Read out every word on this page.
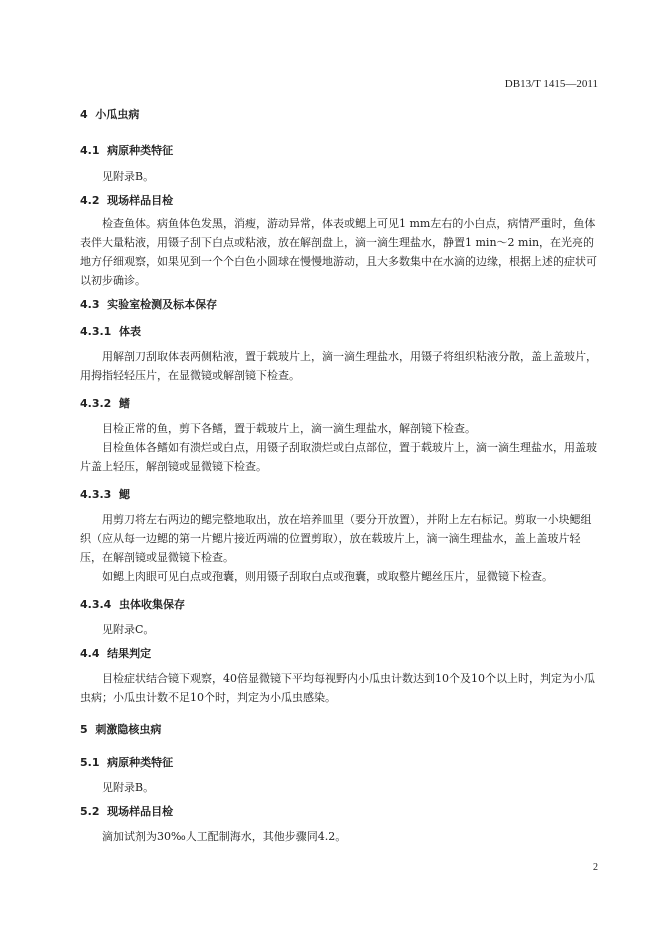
DB13/T 1415—2011

4  小瓜虫病

4.1  病原种类特征

见附录B。

4.2  现场样品目检

检查鱼体。病鱼体色发黑，消瘦，游动异常，体表或鳃上可见1 mm左右的小白点，病情严重时，鱼体表伴大量粘液，用镊子刮下白点或粘液，放在解剖盘上，滴一滴生理盐水，静置1 min～2 min，在光亮的地方仔细观察，如果见到一个个白色小圆球在慢慢地游动，且大多数集中在水滴的边缘，根据上述的症状可以初步确诊。

4.3  实验室检测及标本保存

4.3.1  体表

用解剖刀刮取体表两侧粘液，置于载玻片上，滴一滴生理盐水，用镊子将组织粘液分散，盖上盖玻片，用拇指轻轻压片，在显微镜或解剖镜下检查。

4.3.2  鳍

目检正常的鱼，剪下各鳍，置于载玻片上，滴一滴生理盐水，解剖镜下检查。

目检鱼体各鳍如有溃烂或白点，用镊子刮取溃烂或白点部位，置于载玻片上，滴一滴生理盐水，用盖玻片盖上轻压，解剖镜或显微镜下检查。

4.3.3  鳃

用剪刀将左右两边的鳃完整地取出，放在培养皿里（要分开放置），并附上左右标记。剪取一小块鳃组织（应从每一边鳃的第一片鳃片接近两端的位置剪取），放在载玻片上，滴一滴生理盐水，盖上盖玻片轻压，在解剖镜或显微镜下检查。

如鳃上肉眼可见白点或孢囊，则用镊子刮取白点或孢囊，或取整片鳃丝压片，显微镜下检查。

4.3.4  虫体收集保存

见附录C。

4.4  结果判定

目检症状结合镜下观察，40倍显微镜下平均每视野内小瓜虫计数达到10个及10个以上时，判定为小瓜虫病；小瓜虫计数不足10个时，判定为小瓜虫感染。

5  刺激隐核虫病

5.1  病原种类特征

见附录B。

5.2  现场样品目检

滴加试剂为30‰人工配制海水，其他步骤同4.2。

2
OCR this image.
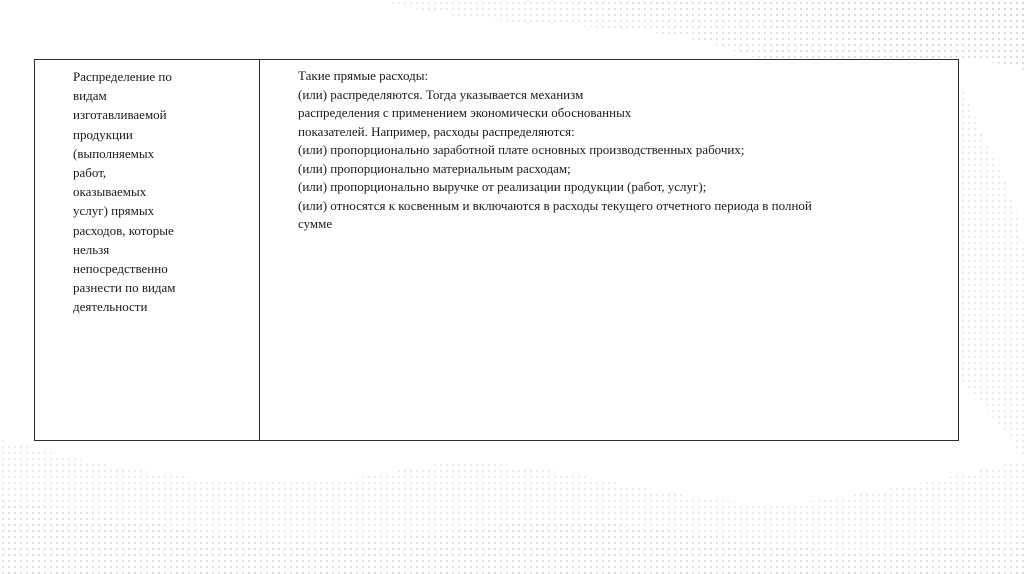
Распределение по
видам
изготавливаемой
продукции
(выполняемых
работ,
оказываемых
услуг) прямых
расходов, которые
нельзя
непосредственно
разнести по видам
деятельности

Такие прямые расходы:

(или) распределяются. Тогда указывается механизм

распределения с применением экономически обоснованных

показателей. Например, расходы распределяются:

(или) пропорционально заработной плате основных производственных рабочих;

(или) пропорционально материальным расходам;

(или) пропорционально выручке от реализации продукции (работ, услуг);

(или) относятся к косвенным и включаются в расходы текущего отчетного периода в полной

сумме
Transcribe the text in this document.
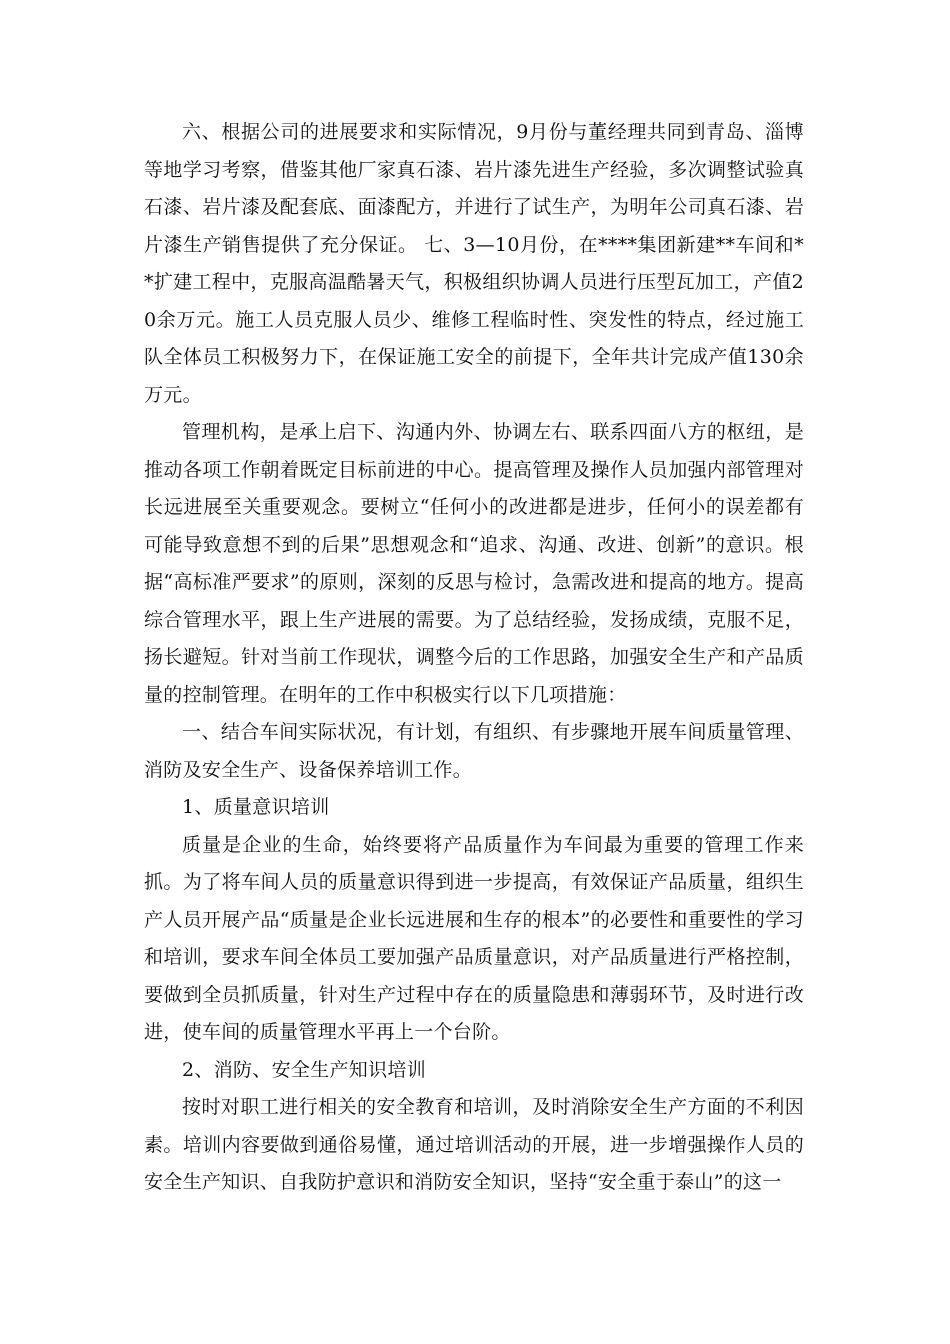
六、根据公司的进展要求和实际情况，9月份与董经理共同到青岛、淄博等地学习考察，借鉴其他厂家真石漆、岩片漆先进生产经验，多次调整试验真石漆、岩片漆及配套底、面漆配方，并进行了试生产，为明年公司真石漆、岩片漆生产销售提供了充分保证。 七、3—10月份，在****集团新建**车间和**扩建工程中，克服高温酷暑天气，积极组织协调人员进行压型瓦加工，产值20余万元。施工人员克服人员少、维修工程临时性、突发性的特点，经过施工队全体员工积极努力下，在保证施工安全的前提下，全年共计完成产值130余万元。

管理机构，是承上启下、沟通内外、协调左右、联系四面八方的枢纽，是推动各项工作朝着既定目标前进的中心。提高管理及操作人员加强内部管理对长远进展至关重要观念。要树立“任何小的改进都是进步，任何小的误差都有可能导致意想不到的后果”思想观念和“追求、沟通、改进、创新”的意识。根据“高标准严要求”的原则，深刻的反思与检讨，急需改进和提高的地方。提高综合管理水平，跟上生产进展的需要。为了总结经验，发扬成绩，克服不足，扬长避短。针对当前工作现状，调整今后的工作思路，加强安全生产和产品质量的控制管理。在明年的工作中积极实行以下几项措施：

一、结合车间实际状况，有计划，有组织、有步骤地开展车间质量管理、消防及安全生产、设备保养培训工作。

1、质量意识培训

质量是企业的生命，始终要将产品质量作为车间最为重要的管理工作来抓。为了将车间人员的质量意识得到进一步提高，有效保证产品质量，组织生产人员开展产品“质量是企业长远进展和生存的根本”的必要性和重要性的学习和培训，要求车间全体员工要加强产品质量意识，对产品质量进行严格控制，要做到全员抓质量，针对生产过程中存在的质量隐患和薄弱环节，及时进行改进，使车间的质量管理水平再上一个台阶。

2、消防、安全生产知识培训

按时对职工进行相关的安全教育和培训，及时消除安全生产方面的不利因素。培训内容要做到通俗易懂，通过培训活动的开展，进一步增强操作人员的安全生产知识、自我防护意识和消防安全知识，坚持“安全重于泰山”的这一
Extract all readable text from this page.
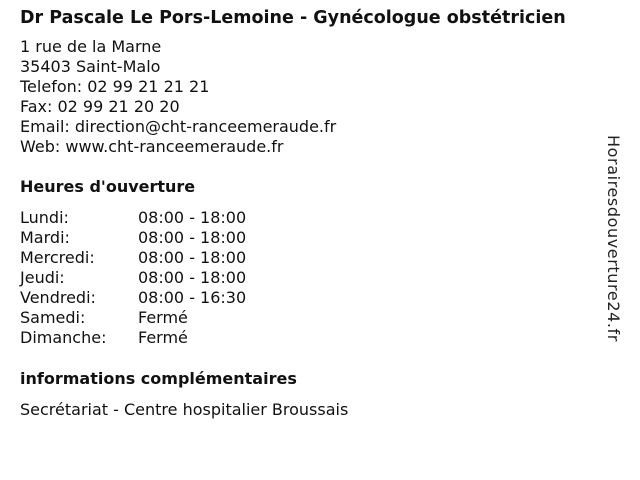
Dr Pascale Le Pors-Lemoine - Gynécologue obstétricien
1 rue de la Marne
35403 Saint-Malo
Telefon: 02 99 21 21 21
Fax: 02 99 21 20 20
Email: direction@cht-ranceemeraude.fr
Web: www.cht-ranceemeraude.fr
Heures d'ouverture
Lundi:	08:00 - 18:00
Mardi:	08:00 - 18:00
Mercredi:	08:00 - 18:00
Jeudi:	08:00 - 18:00
Vendredi:	08:00 - 16:30
Samedi:	Fermé
Dimanche:	Fermé
informations complémentaires
Secrétariat - Centre hospitalier Broussais
Horairesdouverture24.fr
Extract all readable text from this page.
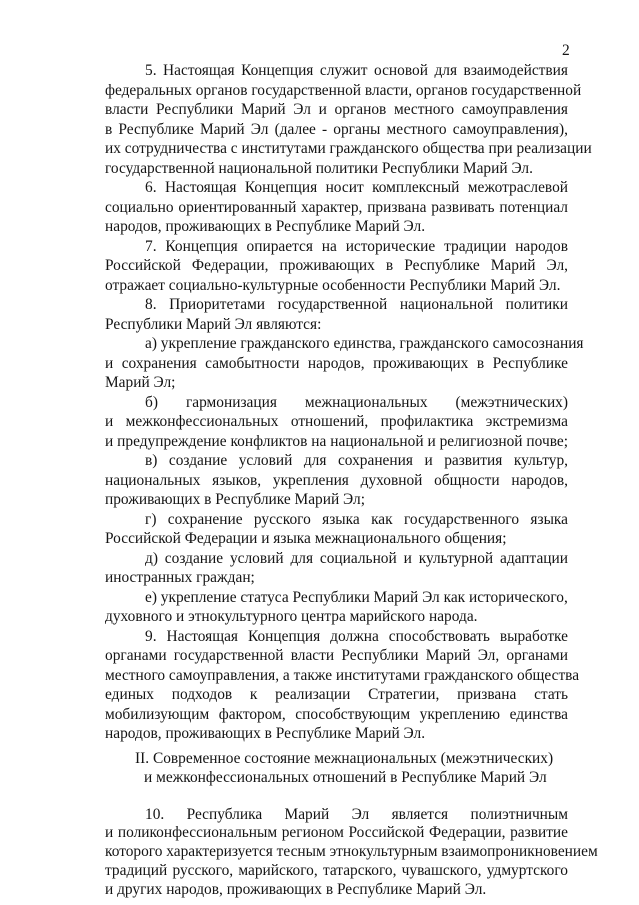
2

5. Настоящая Концепция служит основой для взаимодействия

федеральных органов государственной власти, органов государственной

власти Республики Марий Эл и органов местного самоуправления

в Республике Марий Эл (далее - органы местного самоуправления),

их сотрудничества с институтами гражданского общества при реализации

государственной национальной политики Республики Марий Эл.

6. Настоящая Концепция носит комплексный межотраслевой

социально ориентированный характер, призвана развивать потенциал

народов, проживающих в Республике Марий Эл.

7. Концепция опирается на исторические традиции народов

Российской Федерации, проживающих в Республике Марий Эл,

отражает социально-культурные особенности Республики Марий Эл.

8. Приоритетами государственной национальной политики

Республики Марий Эл являются:

а) укрепление гражданского единства, гражданского самосознания

и сохранения самобытности народов, проживающих в Республике

Марий Эл;

б) гармонизация межнациональных (межэтнических)

и межконфессиональных отношений, профилактика экстремизма

и предупреждение конфликтов на национальной и религиозной почве;

в) создание условий для сохранения и развития культур,

национальных языков, укрепления духовной общности народов,

проживающих в Республике Марий Эл;

г) сохранение русского языка как государственного языка

Российской Федерации и языка межнационального общения;

д) создание условий для социальной и культурной адаптации

иностранных граждан;

е) укрепление статуса Республики Марий Эл как исторического,

духовного и этнокультурного центра марийского народа.

9. Настоящая Концепция должна способствовать выработке

органами государственной власти Республики Марий Эл, органами

местного самоуправления, а также институтами гражданского общества

единых подходов к реализации Стратегии, призвана стать

мобилизующим фактором, способствующим укреплению единства

народов, проживающих в Республике Марий Эл.

II. Современное состояние межнациональных (межэтнических)

и межконфессиональных отношений в Республике Марий Эл

10. Республика Марий Эл является полиэтничным

и поликонфессиональным регионом Российской Федерации, развитие

которого характеризуется тесным этнокультурным взаимопроникновением

традиций русского, марийского, татарского, чувашского, удмуртского

и других народов, проживающих в Республике Марий Эл.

Task directions:
Every line is to be duplicated exactly, though pictures stay out.

The completed task:
Read out every word on this page.
DB13/T 1415—2011

4  小瓜虫病

4.1  病原种类特征

见附录B。

4.2  现场样品目检

检查鱼体。病鱼体色发黑，消瘦，游动异常，体表或鳃上可见1 mm左右的小白点，病情严重时，鱼体表伴大量粘液，用镊子刮下白点或粘液，放在解剖盘上，滴一滴生理盐水，静置1 min～2 min，在光亮的地方仔细观察，如果见到一个个白色小圆球在慢慢地游动，且大多数集中在水滴的边缘，根据上述的症状可以初步确诊。

4.3  实验室检测及标本保存

4.3.1  体表

用解剖刀刮取体表两侧粘液，置于载玻片上，滴一滴生理盐水，用镊子将组织粘液分散，盖上盖玻片，用拇指轻轻压片，在显微镜或解剖镜下检查。

4.3.2  鳍

目检正常的鱼，剪下各鳍，置于载玻片上，滴一滴生理盐水，解剖镜下检查。

目检鱼体各鳍如有溃烂或白点，用镊子刮取溃烂或白点部位，置于载玻片上，滴一滴生理盐水，用盖玻片盖上轻压，解剖镜或显微镜下检查。

4.3.3  鳃

用剪刀将左右两边的鳃完整地取出，放在培养皿里（要分开放置），并附上左右标记。剪取一小块鳃组织（应从每一边鳃的第一片鳃片接近两端的位置剪取），放在载玻片上，滴一滴生理盐水，盖上盖玻片轻压，在解剖镜或显微镜下检查。

如鳃上肉眼可见白点或孢囊，则用镊子刮取白点或孢囊，或取整片鳃丝压片，显微镜下检查。

4.3.4  虫体收集保存

见附录C。

4.4  结果判定

目检症状结合镜下观察，40倍显微镜下平均每视野内小瓜虫计数达到10个及10个以上时，判定为小瓜虫病；小瓜虫计数不足10个时，判定为小瓜虫感染。

5  刺激隐核虫病

5.1  病原种类特征

见附录B。

5.2  现场样品目检

滴加试剂为30‰人工配制海水，其他步骤同4.2。

2
OCR this image.
Распределение по
видам
изготавливаемой
продукции
(выполняемых
работ,
оказываемых
услуг) прямых
расходов, которые
нельзя
непосредственно
разнести по видам
деятельности

Такие прямые расходы:

(или) распределяются. Тогда указывается механизм

распределения с применением экономически обоснованных

показателей. Например, расходы распределяются:

(или) пропорционально заработной плате основных производственных рабочих;

(или) пропорционально материальным расходам;

(или) пропорционально выручке от реализации продукции (работ, услуг);

(или) относятся к косвенным и включаются в расходы текущего отчетного периода в полной

сумме
Transcribe the text in this document.
六、根据公司的进展要求和实际情况，9月份与董经理共同到青岛、淄博等地学习考察，借鉴其他厂家真石漆、岩片漆先进生产经验，多次调整试验真石漆、岩片漆及配套底、面漆配方，并进行了试生产，为明年公司真石漆、岩片漆生产销售提供了充分保证。 七、3—10月份，在****集团新建**车间和**扩建工程中，克服高温酷暑天气，积极组织协调人员进行压型瓦加工，产值20余万元。施工人员克服人员少、维修工程临时性、突发性的特点，经过施工队全体员工积极努力下，在保证施工安全的前提下，全年共计完成产值130余万元。

管理机构，是承上启下、沟通内外、协调左右、联系四面八方的枢纽，是推动各项工作朝着既定目标前进的中心。提高管理及操作人员加强内部管理对长远进展至关重要观念。要树立“任何小的改进都是进步，任何小的误差都有可能导致意想不到的后果”思想观念和“追求、沟通、改进、创新”的意识。根据“高标准严要求”的原则，深刻的反思与检讨，急需改进和提高的地方。提高综合管理水平，跟上生产进展的需要。为了总结经验，发扬成绩，克服不足，扬长避短。针对当前工作现状，调整今后的工作思路，加强安全生产和产品质量的控制管理。在明年的工作中积极实行以下几项措施：

一、结合车间实际状况，有计划，有组织、有步骤地开展车间质量管理、消防及安全生产、设备保养培训工作。

1、质量意识培训

质量是企业的生命，始终要将产品质量作为车间最为重要的管理工作来抓。为了将车间人员的质量意识得到进一步提高，有效保证产品质量，组织生产人员开展产品“质量是企业长远进展和生存的根本”的必要性和重要性的学习和培训，要求车间全体员工要加强产品质量意识，对产品质量进行严格控制，要做到全员抓质量，针对生产过程中存在的质量隐患和薄弱环节，及时进行改进，使车间的质量管理水平再上一个台阶。

2、消防、安全生产知识培训

按时对职工进行相关的安全教育和培训，及时消除安全生产方面的不利因素。培训内容要做到通俗易懂，通过培训活动的开展，进一步增强操作人员的安全生产知识、自我防护意识和消防安全知识，坚持“安全重于泰山”的这一
Extract all readable text from this page.
Dr Pascale Le Pors-Lemoine - Gynécologue obstétricien
1 rue de la Marne
35403 Saint-Malo
Telefon: 02 99 21 21 21
Fax: 02 99 21 20 20
Email: direction@cht-ranceemeraude.fr
Web: www.cht-ranceemeraude.fr
Heures d'ouverture
Lundi:	08:00 - 18:00
Mardi:	08:00 - 18:00
Mercredi:	08:00 - 18:00
Jeudi:	08:00 - 18:00
Vendredi:	08:00 - 16:30
Samedi:	Fermé
Dimanche:	Fermé
informations complémentaires
Secrétariat - Centre hospitalier Broussais
Horairesdouverture24.fr
Extract all readable text from this page.
2

5. Настоящая Концепция служит основой для взаимодействия

федеральных органов государственной власти, органов государственной

власти Республики Марий Эл и органов местного самоуправления

в Республике Марий Эл (далее - органы местного самоуправления),

их сотрудничества с институтами гражданского общества при реализации

государственной национальной политики Республики Марий Эл.

6. Настоящая Концепция носит комплексный межотраслевой

социально ориентированный характер, призвана развивать потенциал

народов, проживающих в Республике Марий Эл.

7. Концепция опирается на исторические традиции народов

Российской Федерации, проживающих в Республике Марий Эл,

отражает социально-культурные особенности Республики Марий Эл.

8. Приоритетами государственной национальной политики

Республики Марий Эл являются:

а) укрепление гражданского единства, гражданского самосознания

и сохранения самобытности народов, проживающих в Республике

Марий Эл;

б) гармонизация межнациональных (межэтнических)

и межконфессиональных отношений, профилактика экстремизма

и предупреждение конфликтов на национальной и религиозной почве;

в) создание условий для сохранения и развития культур,

национальных языков, укрепления духовной общности народов,

проживающих в Республике Марий Эл;

г) сохранение русского языка как государственного языка

Российской Федерации и языка межнационального общения;

д) создание условий для социальной и культурной адаптации

иностранных граждан;

е) укрепление статуса Республики Марий Эл как исторического,

духовного и этнокультурного центра марийского народа.

9. Настоящая Концепция должна способствовать выработке

органами государственной власти Республики Марий Эл, органами

местного самоуправления, а также институтами гражданского общества

единых подходов к реализации Стратегии, призвана стать

мобилизующим фактором, способствующим укреплению единства

народов, проживающих в Республике Марий Эл.

II. Современное состояние межнациональных (межэтнических)

и межконфессиональных отношений в Республике Марий Эл

10. Республика Марий Эл является полиэтничным

и поликонфессиональным регионом Российской Федерации, развитие

которого характеризуется тесным этнокультурным взаимопроникновением

традиций русского, марийского, татарского, чувашского, удмуртского

и других народов, проживающих в Республике Марий Эл.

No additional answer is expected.